TASK PROMPT
Where a line below holds the string "your", copy that line.

DATA ENTRIES
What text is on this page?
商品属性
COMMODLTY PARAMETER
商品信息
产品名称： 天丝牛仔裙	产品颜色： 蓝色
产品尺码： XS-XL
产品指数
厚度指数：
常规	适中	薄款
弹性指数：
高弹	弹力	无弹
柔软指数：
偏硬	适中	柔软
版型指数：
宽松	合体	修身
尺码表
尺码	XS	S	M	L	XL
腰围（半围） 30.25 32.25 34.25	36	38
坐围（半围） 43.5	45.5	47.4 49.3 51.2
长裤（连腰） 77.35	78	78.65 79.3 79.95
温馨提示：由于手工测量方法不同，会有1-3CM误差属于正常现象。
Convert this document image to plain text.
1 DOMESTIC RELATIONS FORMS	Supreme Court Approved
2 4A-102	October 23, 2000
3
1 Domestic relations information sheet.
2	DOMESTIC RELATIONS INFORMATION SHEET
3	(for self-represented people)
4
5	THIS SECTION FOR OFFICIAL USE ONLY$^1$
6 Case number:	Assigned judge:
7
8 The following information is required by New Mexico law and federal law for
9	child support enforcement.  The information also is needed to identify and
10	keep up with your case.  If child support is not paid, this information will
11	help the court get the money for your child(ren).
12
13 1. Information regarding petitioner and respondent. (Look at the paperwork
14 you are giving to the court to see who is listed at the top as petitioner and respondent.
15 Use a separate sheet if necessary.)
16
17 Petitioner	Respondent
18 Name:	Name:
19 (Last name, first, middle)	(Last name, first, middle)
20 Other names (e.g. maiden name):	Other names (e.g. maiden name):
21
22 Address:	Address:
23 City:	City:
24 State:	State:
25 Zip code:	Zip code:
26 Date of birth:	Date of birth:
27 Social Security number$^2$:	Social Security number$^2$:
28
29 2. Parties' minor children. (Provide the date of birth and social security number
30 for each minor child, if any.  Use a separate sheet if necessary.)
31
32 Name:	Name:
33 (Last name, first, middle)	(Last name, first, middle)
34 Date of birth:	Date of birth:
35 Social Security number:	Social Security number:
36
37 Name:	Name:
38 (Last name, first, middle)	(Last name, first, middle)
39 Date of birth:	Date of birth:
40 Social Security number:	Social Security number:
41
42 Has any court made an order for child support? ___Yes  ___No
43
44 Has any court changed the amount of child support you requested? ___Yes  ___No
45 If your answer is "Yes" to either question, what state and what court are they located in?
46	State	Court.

==

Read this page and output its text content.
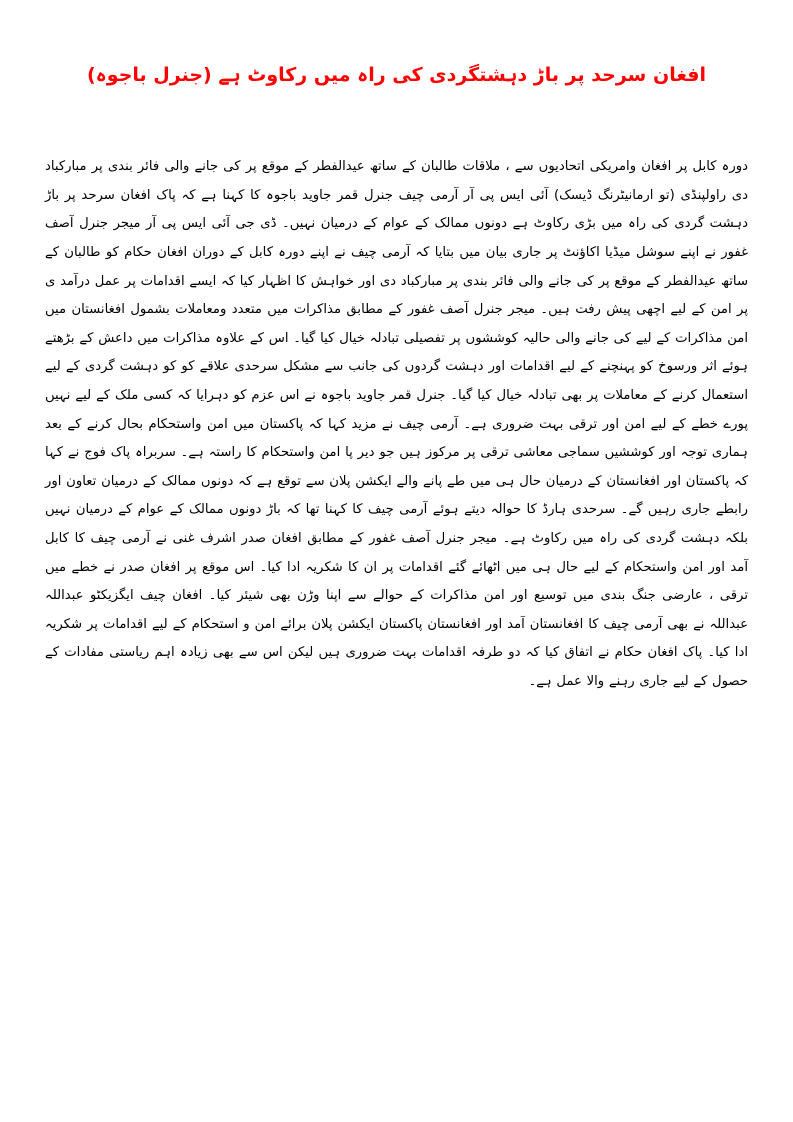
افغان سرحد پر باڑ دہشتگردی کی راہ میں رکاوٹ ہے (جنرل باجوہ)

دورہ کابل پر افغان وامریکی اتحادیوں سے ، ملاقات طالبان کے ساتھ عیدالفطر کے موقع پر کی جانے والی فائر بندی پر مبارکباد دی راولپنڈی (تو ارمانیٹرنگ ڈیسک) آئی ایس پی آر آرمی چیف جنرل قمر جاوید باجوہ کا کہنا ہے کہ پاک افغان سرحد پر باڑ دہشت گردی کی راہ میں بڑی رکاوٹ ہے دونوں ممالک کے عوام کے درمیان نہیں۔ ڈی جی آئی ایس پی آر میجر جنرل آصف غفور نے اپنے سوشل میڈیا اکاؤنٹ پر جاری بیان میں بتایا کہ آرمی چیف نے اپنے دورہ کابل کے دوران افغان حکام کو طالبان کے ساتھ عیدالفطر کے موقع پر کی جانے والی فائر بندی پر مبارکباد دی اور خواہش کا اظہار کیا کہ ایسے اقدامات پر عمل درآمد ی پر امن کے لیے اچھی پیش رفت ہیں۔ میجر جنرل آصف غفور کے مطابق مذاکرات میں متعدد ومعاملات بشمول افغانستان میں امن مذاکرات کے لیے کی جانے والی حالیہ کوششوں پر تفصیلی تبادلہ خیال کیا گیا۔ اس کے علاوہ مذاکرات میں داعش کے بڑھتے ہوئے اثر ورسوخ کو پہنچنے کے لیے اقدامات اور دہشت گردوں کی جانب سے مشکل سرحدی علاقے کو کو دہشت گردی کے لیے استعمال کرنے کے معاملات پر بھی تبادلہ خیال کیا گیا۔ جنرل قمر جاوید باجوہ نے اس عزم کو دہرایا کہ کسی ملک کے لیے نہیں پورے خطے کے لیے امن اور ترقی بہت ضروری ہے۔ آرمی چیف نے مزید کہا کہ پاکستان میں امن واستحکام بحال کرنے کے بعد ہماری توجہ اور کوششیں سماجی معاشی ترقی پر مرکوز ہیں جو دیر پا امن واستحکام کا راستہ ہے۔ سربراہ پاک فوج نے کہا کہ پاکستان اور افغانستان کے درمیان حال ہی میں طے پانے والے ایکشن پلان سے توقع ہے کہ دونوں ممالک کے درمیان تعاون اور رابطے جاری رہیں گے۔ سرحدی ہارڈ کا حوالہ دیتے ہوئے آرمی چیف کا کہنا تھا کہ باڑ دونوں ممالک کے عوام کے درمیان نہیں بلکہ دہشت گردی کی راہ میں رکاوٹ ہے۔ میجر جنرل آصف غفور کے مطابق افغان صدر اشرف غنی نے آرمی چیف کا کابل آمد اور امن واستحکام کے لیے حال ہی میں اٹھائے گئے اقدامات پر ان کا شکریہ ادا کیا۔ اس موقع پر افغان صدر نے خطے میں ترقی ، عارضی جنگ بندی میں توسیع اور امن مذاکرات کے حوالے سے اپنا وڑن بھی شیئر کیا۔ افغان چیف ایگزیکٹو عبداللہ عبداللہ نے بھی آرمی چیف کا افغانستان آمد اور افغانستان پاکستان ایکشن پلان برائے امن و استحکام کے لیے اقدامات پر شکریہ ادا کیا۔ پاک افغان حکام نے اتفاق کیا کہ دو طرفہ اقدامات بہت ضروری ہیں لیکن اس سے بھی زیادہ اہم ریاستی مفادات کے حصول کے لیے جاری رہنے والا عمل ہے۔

ANSWER FOR THE TASK
10	keep up with your case.  If child support is not paid, this information will
11	help the court get the money for your child(ren).
45 If your answer is "Yes" to either question, what state and what court are they located in?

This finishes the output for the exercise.